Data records
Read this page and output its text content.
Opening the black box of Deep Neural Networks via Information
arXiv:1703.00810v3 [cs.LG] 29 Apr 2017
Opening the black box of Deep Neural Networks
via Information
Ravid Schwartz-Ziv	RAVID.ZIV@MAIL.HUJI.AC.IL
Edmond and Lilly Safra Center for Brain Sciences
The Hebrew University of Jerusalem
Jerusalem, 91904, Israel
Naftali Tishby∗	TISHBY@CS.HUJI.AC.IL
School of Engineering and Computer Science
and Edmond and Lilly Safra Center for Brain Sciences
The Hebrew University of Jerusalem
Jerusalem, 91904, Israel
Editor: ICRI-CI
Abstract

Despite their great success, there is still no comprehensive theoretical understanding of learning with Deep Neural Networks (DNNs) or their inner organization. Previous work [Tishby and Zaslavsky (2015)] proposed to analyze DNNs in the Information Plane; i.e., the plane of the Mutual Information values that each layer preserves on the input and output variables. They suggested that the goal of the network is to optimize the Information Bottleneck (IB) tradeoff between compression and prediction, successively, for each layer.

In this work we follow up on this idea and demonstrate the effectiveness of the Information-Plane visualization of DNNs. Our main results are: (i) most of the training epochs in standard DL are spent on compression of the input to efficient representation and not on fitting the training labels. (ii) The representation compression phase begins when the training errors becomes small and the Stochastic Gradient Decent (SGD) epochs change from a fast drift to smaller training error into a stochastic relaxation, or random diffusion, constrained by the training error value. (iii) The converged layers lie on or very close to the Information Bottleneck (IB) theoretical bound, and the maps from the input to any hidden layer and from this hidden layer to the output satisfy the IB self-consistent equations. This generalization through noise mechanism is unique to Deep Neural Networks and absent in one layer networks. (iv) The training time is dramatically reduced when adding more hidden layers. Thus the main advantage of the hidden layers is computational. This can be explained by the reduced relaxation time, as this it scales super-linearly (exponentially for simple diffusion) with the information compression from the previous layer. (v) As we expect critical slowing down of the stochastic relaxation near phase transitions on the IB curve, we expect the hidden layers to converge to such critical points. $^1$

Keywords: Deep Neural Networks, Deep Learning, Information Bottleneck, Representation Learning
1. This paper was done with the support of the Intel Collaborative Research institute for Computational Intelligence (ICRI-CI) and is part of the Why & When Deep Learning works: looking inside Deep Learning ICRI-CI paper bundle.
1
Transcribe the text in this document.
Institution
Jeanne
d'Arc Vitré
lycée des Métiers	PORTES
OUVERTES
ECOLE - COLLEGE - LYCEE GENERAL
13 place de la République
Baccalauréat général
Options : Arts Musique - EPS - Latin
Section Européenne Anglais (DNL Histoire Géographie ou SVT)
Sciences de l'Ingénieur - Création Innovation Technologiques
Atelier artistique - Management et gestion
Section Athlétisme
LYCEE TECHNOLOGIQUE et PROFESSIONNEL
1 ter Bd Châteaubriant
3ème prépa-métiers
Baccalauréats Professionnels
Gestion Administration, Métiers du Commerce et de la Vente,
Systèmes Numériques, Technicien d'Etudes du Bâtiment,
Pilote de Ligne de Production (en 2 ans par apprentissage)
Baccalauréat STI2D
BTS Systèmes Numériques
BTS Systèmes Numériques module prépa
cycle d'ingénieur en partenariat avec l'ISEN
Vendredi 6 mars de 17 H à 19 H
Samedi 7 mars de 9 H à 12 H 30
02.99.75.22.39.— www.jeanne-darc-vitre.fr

_DESCRIPTION OF THE TASK_
Collect each line above holding the string "Edmond".

_COMPLETED TASK_
Edmond and Lilly Safra Center for Brain Sciences
and Edmond and Lilly Safra Center for Brain Sciences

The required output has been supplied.